- [Given data]
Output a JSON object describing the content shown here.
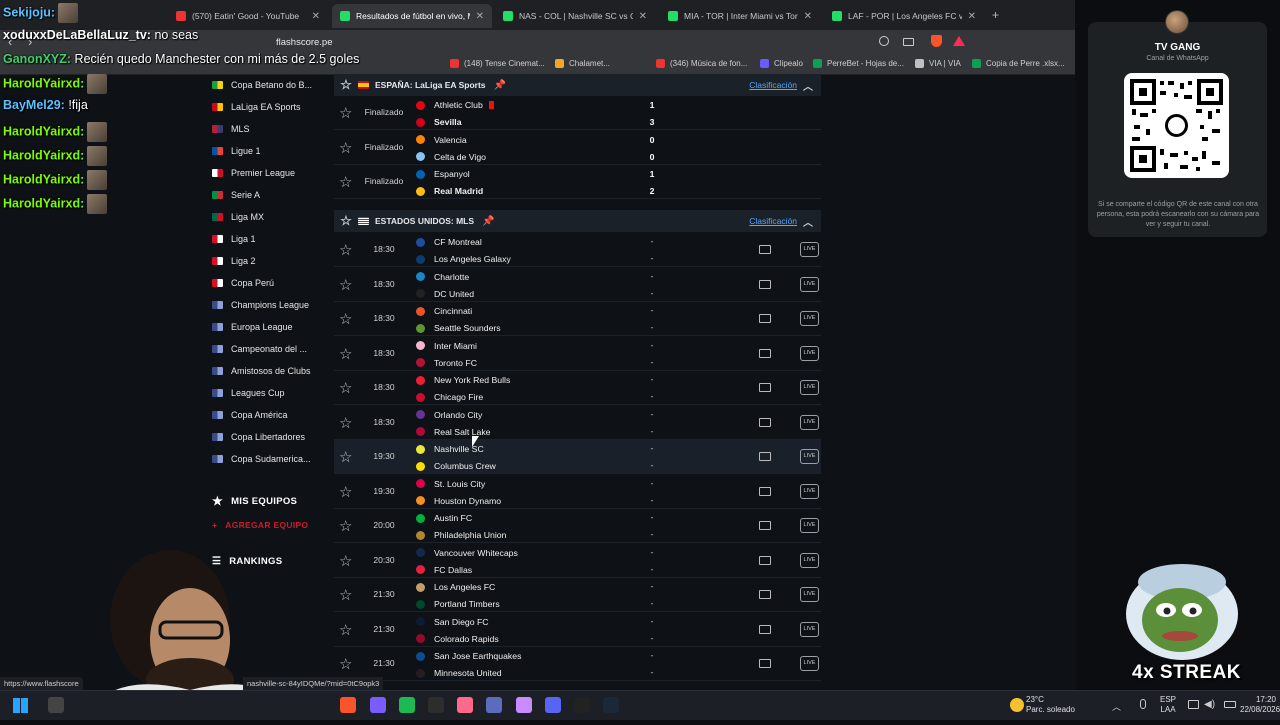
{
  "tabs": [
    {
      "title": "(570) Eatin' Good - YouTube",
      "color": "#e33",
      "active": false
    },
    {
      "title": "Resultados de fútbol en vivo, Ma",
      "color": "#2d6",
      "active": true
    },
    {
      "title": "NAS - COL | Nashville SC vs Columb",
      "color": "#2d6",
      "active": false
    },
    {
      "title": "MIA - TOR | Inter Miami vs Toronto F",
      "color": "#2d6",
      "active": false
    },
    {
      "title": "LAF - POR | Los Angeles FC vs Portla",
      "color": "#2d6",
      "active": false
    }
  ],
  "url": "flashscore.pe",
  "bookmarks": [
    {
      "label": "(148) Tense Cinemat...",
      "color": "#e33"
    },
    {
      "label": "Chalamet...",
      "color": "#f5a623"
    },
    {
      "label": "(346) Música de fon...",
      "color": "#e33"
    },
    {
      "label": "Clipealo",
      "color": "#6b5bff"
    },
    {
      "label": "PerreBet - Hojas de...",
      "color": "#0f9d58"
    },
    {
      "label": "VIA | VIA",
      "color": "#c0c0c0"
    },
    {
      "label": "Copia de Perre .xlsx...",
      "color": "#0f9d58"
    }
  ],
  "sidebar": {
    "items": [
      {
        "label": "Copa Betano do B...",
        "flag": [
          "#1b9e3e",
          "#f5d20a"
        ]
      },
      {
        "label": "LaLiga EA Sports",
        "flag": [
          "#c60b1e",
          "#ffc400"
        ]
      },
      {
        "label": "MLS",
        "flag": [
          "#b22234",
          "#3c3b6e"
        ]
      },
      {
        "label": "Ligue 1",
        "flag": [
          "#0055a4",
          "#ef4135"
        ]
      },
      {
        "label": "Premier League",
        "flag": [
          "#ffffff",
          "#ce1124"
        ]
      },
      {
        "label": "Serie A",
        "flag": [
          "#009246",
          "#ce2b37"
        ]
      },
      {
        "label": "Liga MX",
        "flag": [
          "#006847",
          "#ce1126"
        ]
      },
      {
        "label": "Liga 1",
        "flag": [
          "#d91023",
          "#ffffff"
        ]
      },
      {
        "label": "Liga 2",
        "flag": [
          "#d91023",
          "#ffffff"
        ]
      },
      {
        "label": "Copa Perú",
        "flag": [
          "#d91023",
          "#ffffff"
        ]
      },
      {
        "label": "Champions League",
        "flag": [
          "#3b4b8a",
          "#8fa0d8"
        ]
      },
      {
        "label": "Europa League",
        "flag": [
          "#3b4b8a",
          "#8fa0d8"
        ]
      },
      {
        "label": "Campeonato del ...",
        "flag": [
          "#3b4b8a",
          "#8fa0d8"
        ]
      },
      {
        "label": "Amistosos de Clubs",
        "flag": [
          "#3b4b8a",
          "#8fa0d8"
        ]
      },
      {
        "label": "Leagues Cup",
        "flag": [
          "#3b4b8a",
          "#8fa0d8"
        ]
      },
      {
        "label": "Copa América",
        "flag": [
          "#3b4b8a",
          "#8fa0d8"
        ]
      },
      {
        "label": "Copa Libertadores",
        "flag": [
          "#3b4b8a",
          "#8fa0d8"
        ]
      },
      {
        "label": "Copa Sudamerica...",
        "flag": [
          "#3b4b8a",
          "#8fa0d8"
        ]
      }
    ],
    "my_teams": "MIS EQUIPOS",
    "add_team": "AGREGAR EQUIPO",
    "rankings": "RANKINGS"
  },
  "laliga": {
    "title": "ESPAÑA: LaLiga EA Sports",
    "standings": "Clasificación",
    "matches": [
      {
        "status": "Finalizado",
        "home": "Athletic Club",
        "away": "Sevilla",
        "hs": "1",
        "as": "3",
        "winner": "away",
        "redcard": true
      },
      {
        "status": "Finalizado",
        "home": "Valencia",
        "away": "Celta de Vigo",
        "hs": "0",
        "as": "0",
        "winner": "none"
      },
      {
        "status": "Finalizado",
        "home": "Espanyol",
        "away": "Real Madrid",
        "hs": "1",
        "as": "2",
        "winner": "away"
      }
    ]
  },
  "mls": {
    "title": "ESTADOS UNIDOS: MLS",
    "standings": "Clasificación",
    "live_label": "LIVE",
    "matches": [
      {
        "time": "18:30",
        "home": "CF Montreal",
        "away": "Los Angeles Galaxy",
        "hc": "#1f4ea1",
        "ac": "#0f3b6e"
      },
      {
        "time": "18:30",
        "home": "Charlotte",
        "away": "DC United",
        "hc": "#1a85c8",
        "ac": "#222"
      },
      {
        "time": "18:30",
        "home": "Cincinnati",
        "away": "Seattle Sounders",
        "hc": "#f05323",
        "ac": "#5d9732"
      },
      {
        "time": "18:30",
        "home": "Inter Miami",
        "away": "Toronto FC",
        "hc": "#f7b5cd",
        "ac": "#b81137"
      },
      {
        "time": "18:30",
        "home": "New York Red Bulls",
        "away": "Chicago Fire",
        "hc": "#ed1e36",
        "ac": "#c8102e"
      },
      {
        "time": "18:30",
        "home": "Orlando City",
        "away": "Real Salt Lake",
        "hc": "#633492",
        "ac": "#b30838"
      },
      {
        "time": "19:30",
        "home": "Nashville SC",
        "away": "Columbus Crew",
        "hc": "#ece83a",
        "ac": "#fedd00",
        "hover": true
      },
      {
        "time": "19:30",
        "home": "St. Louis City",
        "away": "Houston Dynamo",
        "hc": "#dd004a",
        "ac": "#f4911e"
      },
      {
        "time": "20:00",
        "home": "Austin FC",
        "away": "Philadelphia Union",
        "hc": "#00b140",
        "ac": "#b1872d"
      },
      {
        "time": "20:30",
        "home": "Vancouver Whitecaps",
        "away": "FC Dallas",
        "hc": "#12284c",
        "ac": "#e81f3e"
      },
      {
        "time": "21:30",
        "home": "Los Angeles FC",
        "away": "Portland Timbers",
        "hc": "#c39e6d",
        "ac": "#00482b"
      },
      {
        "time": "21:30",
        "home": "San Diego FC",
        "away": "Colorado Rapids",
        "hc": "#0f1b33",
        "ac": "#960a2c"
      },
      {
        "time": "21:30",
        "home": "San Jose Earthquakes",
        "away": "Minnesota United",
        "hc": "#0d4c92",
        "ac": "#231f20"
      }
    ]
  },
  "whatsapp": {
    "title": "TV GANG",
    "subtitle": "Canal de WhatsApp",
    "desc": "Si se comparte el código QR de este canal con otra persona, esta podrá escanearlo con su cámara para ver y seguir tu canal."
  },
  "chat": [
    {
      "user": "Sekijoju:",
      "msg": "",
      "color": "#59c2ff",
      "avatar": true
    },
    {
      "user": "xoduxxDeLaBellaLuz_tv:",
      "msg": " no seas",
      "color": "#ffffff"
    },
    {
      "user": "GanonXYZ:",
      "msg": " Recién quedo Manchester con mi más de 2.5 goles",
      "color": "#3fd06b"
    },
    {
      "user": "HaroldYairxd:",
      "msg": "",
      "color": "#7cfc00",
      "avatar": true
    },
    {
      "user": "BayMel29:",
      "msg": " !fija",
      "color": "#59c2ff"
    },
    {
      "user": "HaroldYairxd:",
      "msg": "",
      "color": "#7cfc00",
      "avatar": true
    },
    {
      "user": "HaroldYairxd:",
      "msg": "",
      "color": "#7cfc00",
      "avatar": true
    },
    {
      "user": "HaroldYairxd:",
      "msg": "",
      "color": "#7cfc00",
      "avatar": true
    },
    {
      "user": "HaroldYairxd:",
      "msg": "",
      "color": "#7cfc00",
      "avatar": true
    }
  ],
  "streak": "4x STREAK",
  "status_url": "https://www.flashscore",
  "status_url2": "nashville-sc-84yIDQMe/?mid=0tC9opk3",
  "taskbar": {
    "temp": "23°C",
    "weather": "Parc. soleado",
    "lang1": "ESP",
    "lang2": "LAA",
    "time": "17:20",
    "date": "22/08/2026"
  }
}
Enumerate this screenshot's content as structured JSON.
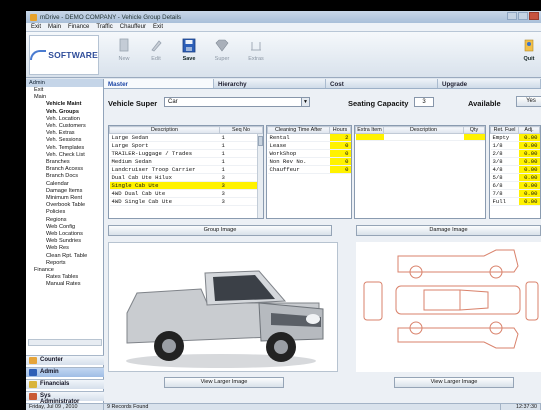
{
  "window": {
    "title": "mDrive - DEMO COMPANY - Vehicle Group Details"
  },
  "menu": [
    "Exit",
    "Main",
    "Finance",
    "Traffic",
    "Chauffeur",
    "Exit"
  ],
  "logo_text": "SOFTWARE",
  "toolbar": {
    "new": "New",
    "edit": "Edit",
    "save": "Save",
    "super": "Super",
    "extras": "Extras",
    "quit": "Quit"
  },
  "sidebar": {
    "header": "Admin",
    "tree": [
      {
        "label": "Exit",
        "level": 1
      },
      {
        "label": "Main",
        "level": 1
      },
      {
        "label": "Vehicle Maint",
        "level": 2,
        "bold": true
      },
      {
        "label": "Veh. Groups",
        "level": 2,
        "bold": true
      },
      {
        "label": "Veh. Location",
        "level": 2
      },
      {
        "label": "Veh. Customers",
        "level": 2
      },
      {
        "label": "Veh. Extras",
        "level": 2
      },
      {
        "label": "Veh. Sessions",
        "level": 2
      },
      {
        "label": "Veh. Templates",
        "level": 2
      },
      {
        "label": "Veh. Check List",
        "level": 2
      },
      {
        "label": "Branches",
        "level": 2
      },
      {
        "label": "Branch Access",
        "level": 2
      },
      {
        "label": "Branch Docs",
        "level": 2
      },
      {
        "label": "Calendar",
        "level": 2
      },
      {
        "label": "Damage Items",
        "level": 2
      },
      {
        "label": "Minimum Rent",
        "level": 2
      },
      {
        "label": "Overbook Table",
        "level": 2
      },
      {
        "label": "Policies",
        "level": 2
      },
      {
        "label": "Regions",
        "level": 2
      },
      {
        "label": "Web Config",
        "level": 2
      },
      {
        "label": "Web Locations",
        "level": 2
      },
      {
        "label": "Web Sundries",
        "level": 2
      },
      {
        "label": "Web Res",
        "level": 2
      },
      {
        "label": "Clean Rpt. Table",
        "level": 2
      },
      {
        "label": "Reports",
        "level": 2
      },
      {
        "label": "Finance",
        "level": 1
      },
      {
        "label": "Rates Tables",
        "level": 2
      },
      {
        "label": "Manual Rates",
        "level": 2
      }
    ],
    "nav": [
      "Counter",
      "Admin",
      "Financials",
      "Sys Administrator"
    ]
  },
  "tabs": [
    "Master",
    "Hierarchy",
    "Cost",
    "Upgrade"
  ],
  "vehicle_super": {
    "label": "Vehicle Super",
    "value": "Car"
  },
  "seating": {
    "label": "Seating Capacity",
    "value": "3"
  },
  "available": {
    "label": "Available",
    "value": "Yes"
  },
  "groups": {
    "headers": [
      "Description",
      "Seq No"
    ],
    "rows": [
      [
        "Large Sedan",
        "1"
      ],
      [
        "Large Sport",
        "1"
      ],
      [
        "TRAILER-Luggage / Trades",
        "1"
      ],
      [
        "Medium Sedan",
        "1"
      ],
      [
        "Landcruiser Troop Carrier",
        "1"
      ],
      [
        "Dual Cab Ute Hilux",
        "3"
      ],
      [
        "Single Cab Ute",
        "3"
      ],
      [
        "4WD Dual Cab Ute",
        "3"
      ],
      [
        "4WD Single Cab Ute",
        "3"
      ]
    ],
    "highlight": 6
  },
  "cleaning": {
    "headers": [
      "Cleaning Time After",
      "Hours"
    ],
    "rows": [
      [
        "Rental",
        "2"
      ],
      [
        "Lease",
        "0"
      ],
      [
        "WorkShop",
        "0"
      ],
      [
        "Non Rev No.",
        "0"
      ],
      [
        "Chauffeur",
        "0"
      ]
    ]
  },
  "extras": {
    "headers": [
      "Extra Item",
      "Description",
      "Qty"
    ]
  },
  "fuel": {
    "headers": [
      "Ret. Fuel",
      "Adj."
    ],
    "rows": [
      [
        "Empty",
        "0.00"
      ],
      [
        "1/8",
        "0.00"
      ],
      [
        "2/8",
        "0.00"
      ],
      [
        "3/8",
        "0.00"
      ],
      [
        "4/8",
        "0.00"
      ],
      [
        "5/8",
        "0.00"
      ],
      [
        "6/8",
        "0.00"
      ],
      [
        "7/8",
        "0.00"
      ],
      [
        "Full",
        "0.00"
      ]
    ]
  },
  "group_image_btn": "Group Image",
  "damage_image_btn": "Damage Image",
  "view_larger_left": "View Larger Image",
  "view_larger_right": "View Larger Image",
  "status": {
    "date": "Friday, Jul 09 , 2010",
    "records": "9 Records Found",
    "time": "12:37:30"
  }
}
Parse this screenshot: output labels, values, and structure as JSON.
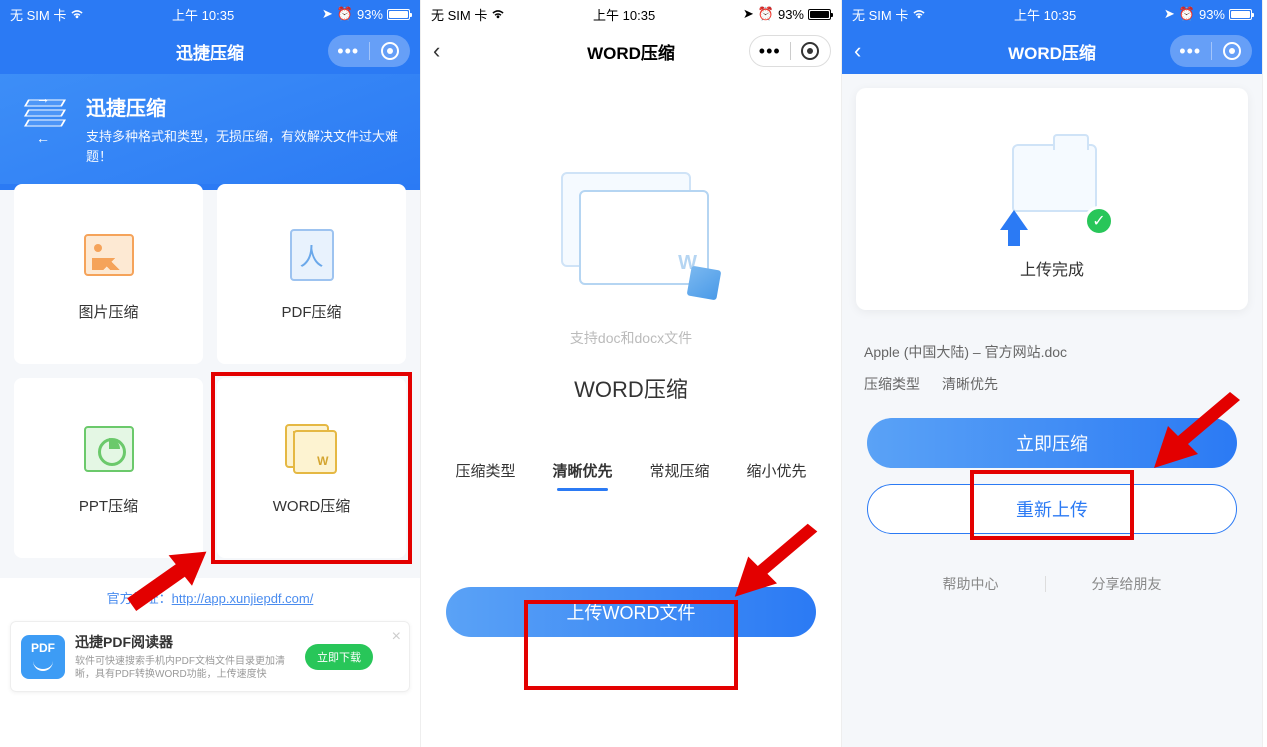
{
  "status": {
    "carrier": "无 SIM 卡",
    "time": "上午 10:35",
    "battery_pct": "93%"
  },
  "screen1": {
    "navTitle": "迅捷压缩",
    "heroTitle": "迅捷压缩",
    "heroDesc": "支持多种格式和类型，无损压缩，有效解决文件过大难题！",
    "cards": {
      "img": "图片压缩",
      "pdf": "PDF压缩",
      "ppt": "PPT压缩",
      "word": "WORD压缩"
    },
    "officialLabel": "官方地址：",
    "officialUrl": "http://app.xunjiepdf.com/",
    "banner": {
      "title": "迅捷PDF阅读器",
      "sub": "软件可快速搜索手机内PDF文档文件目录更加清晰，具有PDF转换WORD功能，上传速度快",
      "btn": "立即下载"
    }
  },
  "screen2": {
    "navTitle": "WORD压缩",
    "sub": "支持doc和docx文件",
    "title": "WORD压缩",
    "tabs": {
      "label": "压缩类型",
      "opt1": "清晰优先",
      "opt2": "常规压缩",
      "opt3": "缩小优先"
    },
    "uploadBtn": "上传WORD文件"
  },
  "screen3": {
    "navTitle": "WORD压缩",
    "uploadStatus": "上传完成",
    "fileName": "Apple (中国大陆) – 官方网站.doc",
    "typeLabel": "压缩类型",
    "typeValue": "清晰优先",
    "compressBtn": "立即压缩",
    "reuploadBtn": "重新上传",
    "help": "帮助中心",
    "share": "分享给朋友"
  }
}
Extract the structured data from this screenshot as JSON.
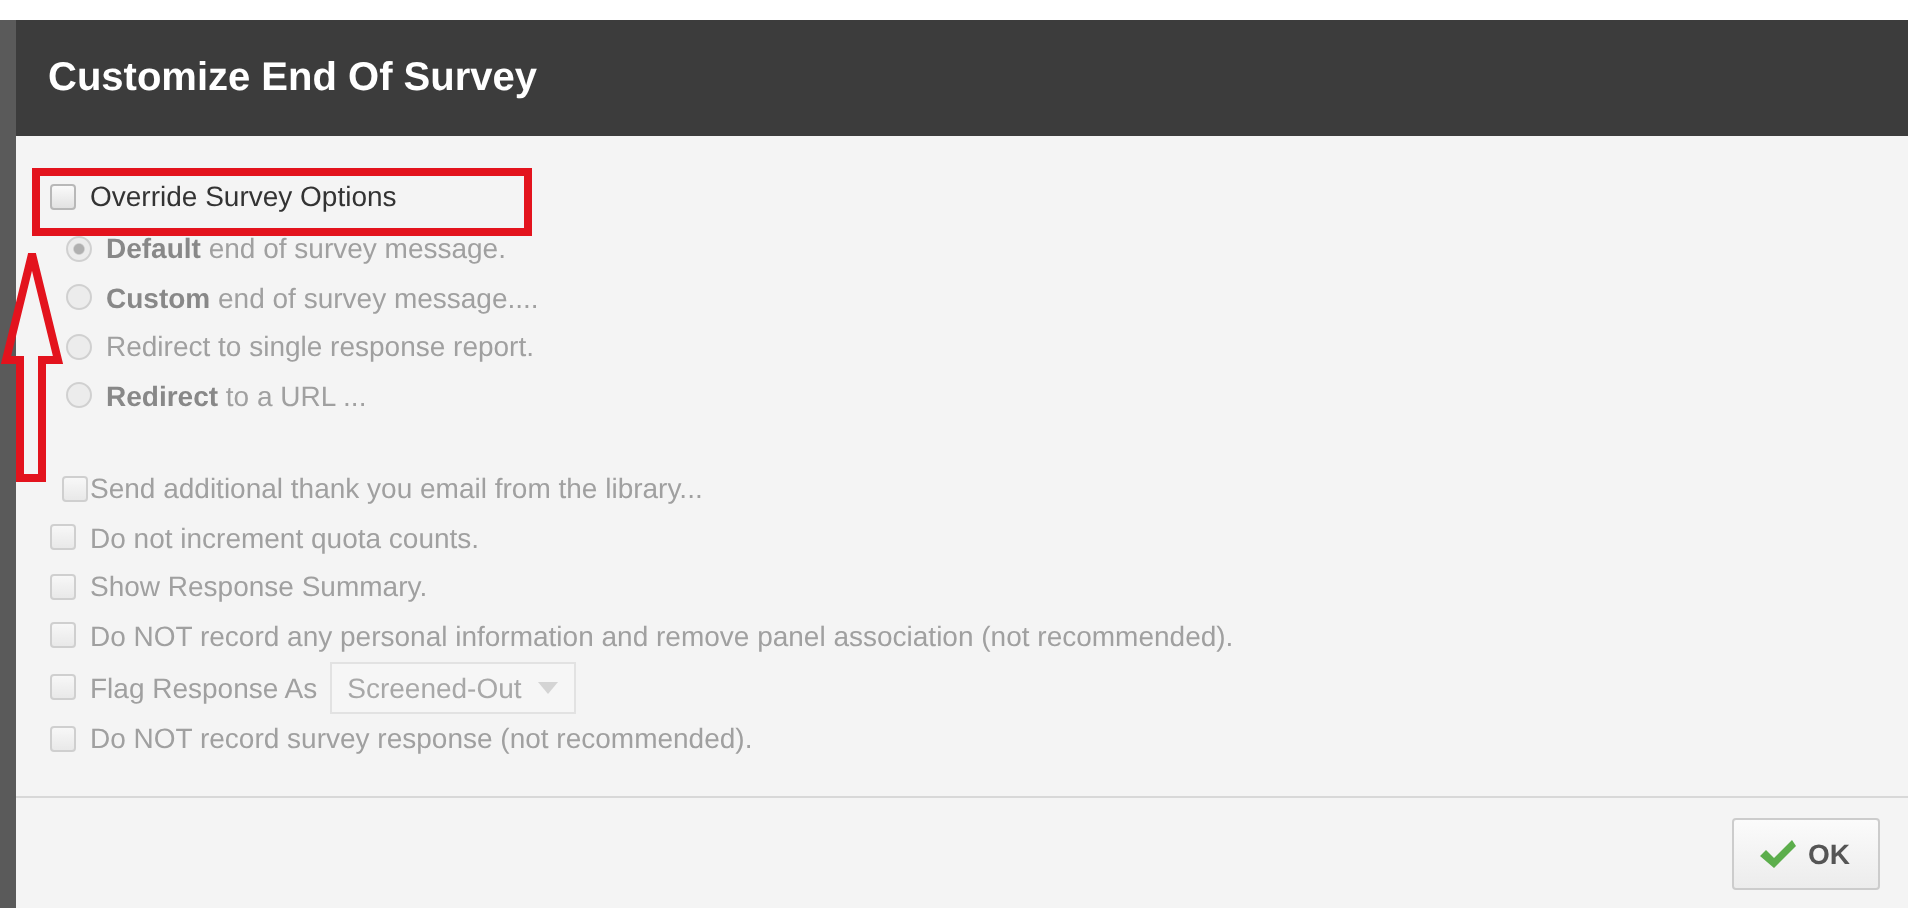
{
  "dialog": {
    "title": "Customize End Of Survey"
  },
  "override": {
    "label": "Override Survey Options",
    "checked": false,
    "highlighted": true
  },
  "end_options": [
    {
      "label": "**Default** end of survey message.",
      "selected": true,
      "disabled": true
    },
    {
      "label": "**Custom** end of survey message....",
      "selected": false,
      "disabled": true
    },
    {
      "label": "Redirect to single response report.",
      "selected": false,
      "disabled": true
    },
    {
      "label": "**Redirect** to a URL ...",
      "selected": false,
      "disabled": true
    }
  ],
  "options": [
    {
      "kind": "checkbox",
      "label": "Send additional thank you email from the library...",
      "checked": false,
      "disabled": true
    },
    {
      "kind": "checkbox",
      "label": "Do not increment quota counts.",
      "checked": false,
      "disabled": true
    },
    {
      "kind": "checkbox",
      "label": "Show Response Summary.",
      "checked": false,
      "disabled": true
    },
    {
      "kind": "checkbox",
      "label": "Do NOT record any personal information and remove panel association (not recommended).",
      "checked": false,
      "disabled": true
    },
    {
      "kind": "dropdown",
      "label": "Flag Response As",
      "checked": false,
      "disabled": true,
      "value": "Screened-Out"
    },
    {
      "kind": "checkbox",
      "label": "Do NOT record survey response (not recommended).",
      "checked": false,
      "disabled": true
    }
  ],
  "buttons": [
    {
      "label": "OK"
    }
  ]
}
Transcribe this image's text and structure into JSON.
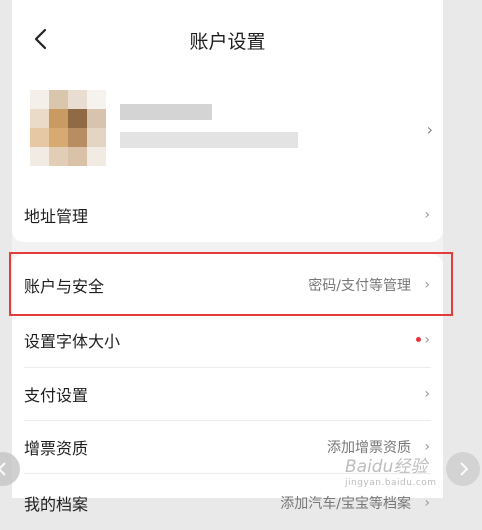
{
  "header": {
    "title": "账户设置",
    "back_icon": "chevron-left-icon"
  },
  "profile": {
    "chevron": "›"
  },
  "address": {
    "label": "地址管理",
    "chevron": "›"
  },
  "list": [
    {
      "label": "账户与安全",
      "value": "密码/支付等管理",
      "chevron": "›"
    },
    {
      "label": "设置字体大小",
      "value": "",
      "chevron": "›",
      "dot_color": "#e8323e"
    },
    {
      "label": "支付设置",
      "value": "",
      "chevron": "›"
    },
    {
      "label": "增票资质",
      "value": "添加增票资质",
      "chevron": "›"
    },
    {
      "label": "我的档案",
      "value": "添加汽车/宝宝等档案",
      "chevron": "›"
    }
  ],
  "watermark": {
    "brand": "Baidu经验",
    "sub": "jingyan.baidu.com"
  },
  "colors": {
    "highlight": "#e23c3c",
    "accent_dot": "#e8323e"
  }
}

- [Exercise instructions]
Using the entries above, return each line in which the word "date" occurs.

- [Correct result]
    "date": "22/08/2026"
    "date": "Friday, Jul 09 , 2010",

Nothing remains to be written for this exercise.